## Start Given records
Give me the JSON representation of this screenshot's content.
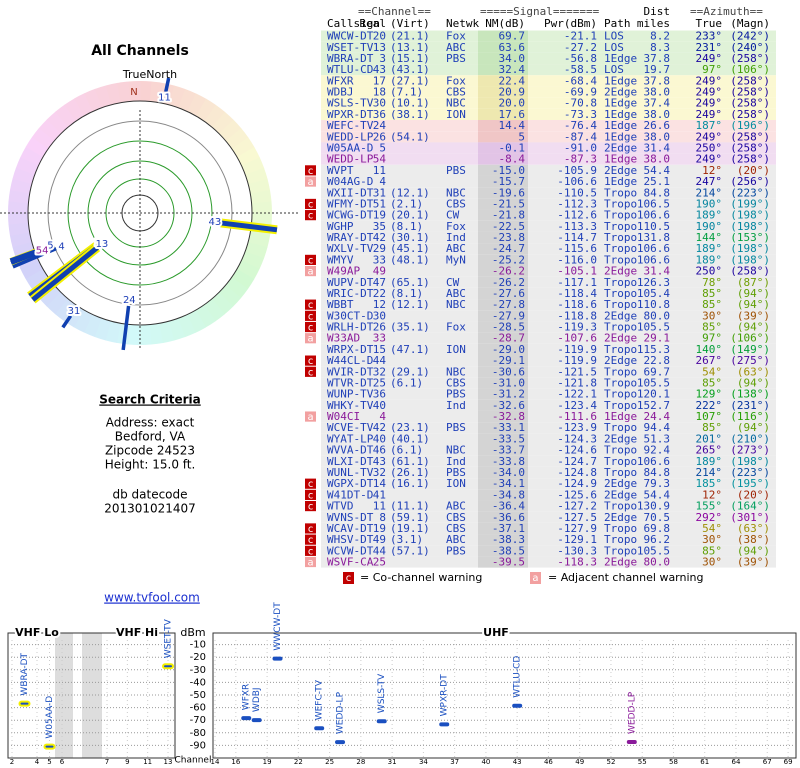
{
  "panel": {
    "title": "All Channels",
    "north": "TrueNorth",
    "n": "N",
    "criteria_title": "Search Criteria",
    "criteria": [
      "Address: exact",
      "Bedford, VA",
      "Zipcode 24523",
      "Height: 15.0 ft."
    ],
    "datecode_label": "db datecode",
    "datecode": "201301021407",
    "link": "www.tvfool.com"
  },
  "table": {
    "groups": {
      "channel": "==Channel==",
      "signal": "=====Signal=======",
      "dist": "Dist",
      "azimuth": "==Azimuth=="
    },
    "headers": {
      "call": "Callsign",
      "real": "Real",
      "virt": "(Virt)",
      "net": "Netwk",
      "nm": "NM(dB)",
      "pwr": "Pwr(dBm)",
      "path": "Path",
      "dist": "miles",
      "az": "True",
      "mag": "(Magn)"
    },
    "rows": [
      {
        "call": "WWCW-DT",
        "real": "20",
        "virt": "(21.1)",
        "net": "Fox",
        "nm": "69.7",
        "pwr": "-21.1",
        "path": "LOS",
        "dist": "8.2",
        "az": "233°",
        "mag": "(242°)"
      },
      {
        "call": "WSET-TV",
        "real": "13",
        "virt": "(13.1)",
        "net": "ABC",
        "nm": "63.6",
        "pwr": "-27.2",
        "path": "LOS",
        "dist": "8.3",
        "az": "231°",
        "mag": "(240°)"
      },
      {
        "call": "WBRA-DT",
        "real": "3",
        "virt": "(15.1)",
        "net": "PBS",
        "nm": "34.0",
        "pwr": "-56.8",
        "path": "1Edge",
        "dist": "37.8",
        "az": "249°",
        "mag": "(258°)"
      },
      {
        "call": "WTLU-CD",
        "real": "43",
        "virt": "(43.1)",
        "nm": "32.4",
        "pwr": "-58.5",
        "path": "LOS",
        "dist": "19.7",
        "az": "97°",
        "mag": "(106°)"
      },
      {
        "call": "WFXR",
        "real": "17",
        "virt": "(27.1)",
        "net": "Fox",
        "nm": "22.4",
        "pwr": "-68.4",
        "path": "1Edge",
        "dist": "37.8",
        "az": "249°",
        "mag": "(258°)"
      },
      {
        "call": "WDBJ",
        "real": "18",
        "virt": "(7.1)",
        "net": "CBS",
        "nm": "20.9",
        "pwr": "-69.9",
        "path": "2Edge",
        "dist": "38.0",
        "az": "249°",
        "mag": "(258°)"
      },
      {
        "call": "WSLS-TV",
        "real": "30",
        "virt": "(10.1)",
        "net": "NBC",
        "nm": "20.0",
        "pwr": "-70.8",
        "path": "1Edge",
        "dist": "37.4",
        "az": "249°",
        "mag": "(258°)"
      },
      {
        "call": "WPXR-DT",
        "real": "36",
        "virt": "(38.1)",
        "net": "ION",
        "nm": "17.6",
        "pwr": "-73.3",
        "path": "1Edge",
        "dist": "38.0",
        "az": "249°",
        "mag": "(258°)"
      },
      {
        "call": "WEFC-TV",
        "real": "24",
        "nm": "14.4",
        "pwr": "-76.4",
        "path": "1Edge",
        "dist": "26.6",
        "az": "187°",
        "mag": "(196°)"
      },
      {
        "call": "WEDD-LP",
        "real": "26",
        "virt": "(54.1)",
        "nm": "5",
        "pwr": "-87.4",
        "path": "1Edge",
        "dist": "38.0",
        "az": "249°",
        "mag": "(258°)"
      },
      {
        "call": "W05AA-D",
        "real": "5",
        "nm": "-0.1",
        "pwr": "-91.0",
        "path": "2Edge",
        "dist": "31.4",
        "az": "250°",
        "mag": "(258°)"
      },
      {
        "call": "WEDD-LP",
        "real": "54",
        "nm": "-8.4",
        "pwr": "-87.3",
        "path": "1Edge",
        "dist": "38.0",
        "az": "249°",
        "mag": "(258°)",
        "color": "#8a1a9a"
      },
      {
        "call": "WVPT",
        "real": "11",
        "net": "PBS",
        "nm": "-15.0",
        "pwr": "-105.9",
        "path": "2Edge",
        "dist": "54.4",
        "az": "12°",
        "mag": "(20°)",
        "warn": "c"
      },
      {
        "call": "W04AG-D",
        "real": "4",
        "nm": "-15.7",
        "pwr": "-106.6",
        "path": "1Edge",
        "dist": "25.1",
        "az": "247°",
        "mag": "(256°)",
        "warn": "a"
      },
      {
        "call": "WXII-DT",
        "real": "31",
        "virt": "(12.1)",
        "net": "NBC",
        "nm": "-19.6",
        "pwr": "-110.5",
        "path": "Tropo",
        "dist": "84.8",
        "az": "214°",
        "mag": "(223°)"
      },
      {
        "call": "WFMY-DT",
        "real": "51",
        "virt": "(2.1)",
        "net": "CBS",
        "nm": "-21.5",
        "pwr": "-112.3",
        "path": "Tropo",
        "dist": "106.5",
        "az": "190°",
        "mag": "(199°)",
        "warn": "c"
      },
      {
        "call": "WCWG-DT",
        "real": "19",
        "virt": "(20.1)",
        "net": "CW",
        "nm": "-21.8",
        "pwr": "-112.6",
        "path": "Tropo",
        "dist": "106.6",
        "az": "189°",
        "mag": "(198°)",
        "warn": "c"
      },
      {
        "call": "WGHP",
        "real": "35",
        "virt": "(8.1)",
        "net": "Fox",
        "nm": "-22.5",
        "pwr": "-113.3",
        "path": "Tropo",
        "dist": "110.5",
        "az": "190°",
        "mag": "(198°)"
      },
      {
        "call": "WRAY-DT",
        "real": "42",
        "virt": "(30.1)",
        "net": "Ind",
        "nm": "-23.8",
        "pwr": "-114.7",
        "path": "Tropo",
        "dist": "131.8",
        "az": "144°",
        "mag": "(153°)"
      },
      {
        "call": "WXLV-TV",
        "real": "29",
        "virt": "(45.1)",
        "net": "ABC",
        "nm": "-24.7",
        "pwr": "-115.6",
        "path": "Tropo",
        "dist": "106.6",
        "az": "189°",
        "mag": "(198°)"
      },
      {
        "call": "WMYV",
        "real": "33",
        "virt": "(48.1)",
        "net": "MyN",
        "nm": "-25.2",
        "pwr": "-116.0",
        "path": "Tropo",
        "dist": "106.6",
        "az": "189°",
        "mag": "(198°)",
        "warn": "c"
      },
      {
        "call": "W49AP",
        "real": "49",
        "nm": "-26.2",
        "pwr": "-105.1",
        "path": "2Edge",
        "dist": "31.4",
        "az": "250°",
        "mag": "(258°)",
        "color": "#8a1a9a",
        "warn": "a"
      },
      {
        "call": "WUPV-DT",
        "real": "47",
        "virt": "(65.1)",
        "net": "CW",
        "nm": "-26.2",
        "pwr": "-117.1",
        "path": "Tropo",
        "dist": "126.3",
        "az": "78°",
        "mag": "(87°)"
      },
      {
        "call": "WRIC-DT",
        "real": "22",
        "virt": "(8.1)",
        "net": "ABC",
        "nm": "-27.6",
        "pwr": "-118.4",
        "path": "Tropo",
        "dist": "105.4",
        "az": "85°",
        "mag": "(94°)"
      },
      {
        "call": "WBBT",
        "real": "12",
        "virt": "(12.1)",
        "net": "NBC",
        "nm": "-27.8",
        "pwr": "-118.6",
        "path": "Tropo",
        "dist": "110.8",
        "az": "85°",
        "mag": "(94°)",
        "warn": "c"
      },
      {
        "call": "W30CT-D",
        "real": "30",
        "nm": "-27.9",
        "pwr": "-118.8",
        "path": "2Edge",
        "dist": "80.0",
        "az": "30°",
        "mag": "(39°)",
        "warn": "c"
      },
      {
        "call": "WRLH-DT",
        "real": "26",
        "virt": "(35.1)",
        "net": "Fox",
        "nm": "-28.5",
        "pwr": "-119.3",
        "path": "Tropo",
        "dist": "105.5",
        "az": "85°",
        "mag": "(94°)",
        "warn": "c"
      },
      {
        "call": "W33AD",
        "real": "33",
        "nm": "-28.7",
        "pwr": "-107.6",
        "path": "2Edge",
        "dist": "29.1",
        "az": "97°",
        "mag": "(106°)",
        "color": "#8a1a9a",
        "warn": "a"
      },
      {
        "call": "WRPX-DT",
        "real": "15",
        "virt": "(47.1)",
        "net": "ION",
        "nm": "-29.0",
        "pwr": "-119.9",
        "path": "Tropo",
        "dist": "115.3",
        "az": "140°",
        "mag": "(149°)"
      },
      {
        "call": "W44CL-D",
        "real": "44",
        "nm": "-29.1",
        "pwr": "-119.9",
        "path": "2Edge",
        "dist": "22.8",
        "az": "267°",
        "mag": "(275°)",
        "warn": "c"
      },
      {
        "call": "WVIR-DT",
        "real": "32",
        "virt": "(29.1)",
        "net": "NBC",
        "nm": "-30.6",
        "pwr": "-121.5",
        "path": "Tropo",
        "dist": "69.7",
        "az": "54°",
        "mag": "(63°)",
        "warn": "c"
      },
      {
        "call": "WTVR-DT",
        "real": "25",
        "virt": "(6.1)",
        "net": "CBS",
        "nm": "-31.0",
        "pwr": "-121.8",
        "path": "Tropo",
        "dist": "105.5",
        "az": "85°",
        "mag": "(94°)"
      },
      {
        "call": "WUNP-TV",
        "real": "36",
        "net": "PBS",
        "nm": "-31.2",
        "pwr": "-122.1",
        "path": "Tropo",
        "dist": "120.1",
        "az": "129°",
        "mag": "(138°)"
      },
      {
        "call": "WHKY-TV",
        "real": "40",
        "net": "Ind",
        "nm": "-32.6",
        "pwr": "-123.4",
        "path": "Tropo",
        "dist": "152.7",
        "az": "222°",
        "mag": "(231°)"
      },
      {
        "call": "W04CI",
        "real": "4",
        "nm": "-32.8",
        "pwr": "-111.6",
        "path": "1Edge",
        "dist": "24.4",
        "az": "107°",
        "mag": "(116°)",
        "color": "#8a1a9a",
        "warn": "a"
      },
      {
        "call": "WCVE-TV",
        "real": "42",
        "virt": "(23.1)",
        "net": "PBS",
        "nm": "-33.1",
        "pwr": "-123.9",
        "path": "Tropo",
        "dist": "94.4",
        "az": "85°",
        "mag": "(94°)"
      },
      {
        "call": "WYAT-LP",
        "real": "40",
        "virt": "(40.1)",
        "nm": "-33.5",
        "pwr": "-124.3",
        "path": "2Edge",
        "dist": "51.3",
        "az": "201°",
        "mag": "(210°)"
      },
      {
        "call": "WVVA-DT",
        "real": "46",
        "virt": "(6.1)",
        "net": "NBC",
        "nm": "-33.7",
        "pwr": "-124.6",
        "path": "Tropo",
        "dist": "92.4",
        "az": "265°",
        "mag": "(273°)"
      },
      {
        "call": "WLXI-DT",
        "real": "43",
        "virt": "(61.1)",
        "net": "Ind",
        "nm": "-33.8",
        "pwr": "-124.7",
        "path": "Tropo",
        "dist": "106.6",
        "az": "189°",
        "mag": "(198°)"
      },
      {
        "call": "WUNL-TV",
        "real": "32",
        "virt": "(26.1)",
        "net": "PBS",
        "nm": "-34.0",
        "pwr": "-124.8",
        "path": "Tropo",
        "dist": "84.8",
        "az": "214°",
        "mag": "(223°)"
      },
      {
        "call": "WGPX-DT",
        "real": "14",
        "virt": "(16.1)",
        "net": "ION",
        "nm": "-34.1",
        "pwr": "-124.9",
        "path": "2Edge",
        "dist": "79.3",
        "az": "185°",
        "mag": "(195°)",
        "warn": "c"
      },
      {
        "call": "W41DT-D",
        "real": "41",
        "nm": "-34.8",
        "pwr": "-125.6",
        "path": "2Edge",
        "dist": "54.4",
        "az": "12°",
        "mag": "(20°)",
        "warn": "c"
      },
      {
        "call": "WTVD",
        "real": "11",
        "virt": "(11.1)",
        "net": "ABC",
        "nm": "-36.4",
        "pwr": "-127.2",
        "path": "Tropo",
        "dist": "130.9",
        "az": "155°",
        "mag": "(164°)",
        "warn": "c"
      },
      {
        "call": "WVNS-DT",
        "real": "8",
        "virt": "(59.1)",
        "net": "CBS",
        "nm": "-36.6",
        "pwr": "-127.5",
        "path": "2Edge",
        "dist": "70.5",
        "az": "292°",
        "mag": "(301°)"
      },
      {
        "call": "WCAV-DT",
        "real": "19",
        "virt": "(19.1)",
        "net": "CBS",
        "nm": "-37.1",
        "pwr": "-127.9",
        "path": "Tropo",
        "dist": "69.8",
        "az": "54°",
        "mag": "(63°)",
        "warn": "c"
      },
      {
        "call": "WHSV-DT",
        "real": "49",
        "virt": "(3.1)",
        "net": "ABC",
        "nm": "-38.3",
        "pwr": "-129.1",
        "path": "Tropo",
        "dist": "96.2",
        "az": "30°",
        "mag": "(38°)",
        "warn": "c"
      },
      {
        "call": "WCVW-DT",
        "real": "44",
        "virt": "(57.1)",
        "net": "PBS",
        "nm": "-38.5",
        "pwr": "-130.3",
        "path": "Tropo",
        "dist": "105.5",
        "az": "85°",
        "mag": "(94°)",
        "warn": "c"
      },
      {
        "call": "WSVF-CA",
        "real": "25",
        "nm": "-39.5",
        "pwr": "-118.3",
        "path": "2Edge",
        "dist": "80.0",
        "az": "30°",
        "mag": "(39°)",
        "color": "#8a1a9a",
        "warn": "a"
      }
    ]
  },
  "legend": {
    "co": {
      "icon": "c",
      "text": "= Co-channel warning"
    },
    "adj": {
      "icon": "a",
      "text": "= Adjacent channel warning"
    }
  },
  "spectrum": {
    "y_label": "dBm",
    "x_label": "Channel",
    "ylim": [
      -100,
      0
    ],
    "yticks": [
      -10,
      -20,
      -30,
      -40,
      -50,
      -60,
      -70,
      -80,
      -90
    ],
    "bands": [
      {
        "label": "VHF Lo",
        "xticks": [
          2,
          4,
          5,
          6
        ]
      },
      {
        "label": "VHF Hi",
        "xticks": [
          7,
          9,
          11,
          13
        ]
      },
      {
        "label": "UHF",
        "xticks": [
          14,
          16,
          19,
          22,
          25,
          28,
          31,
          34,
          37,
          40,
          43,
          46,
          49,
          52,
          55,
          58,
          61,
          64,
          67,
          69
        ]
      }
    ]
  }
}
## End Given records
Given task ▸
Scan the material for lines with the word "text", and copy each line you find.

Complete output ▸
      "text": "= Co-channel warning"
      "text": "= Adjacent channel warning"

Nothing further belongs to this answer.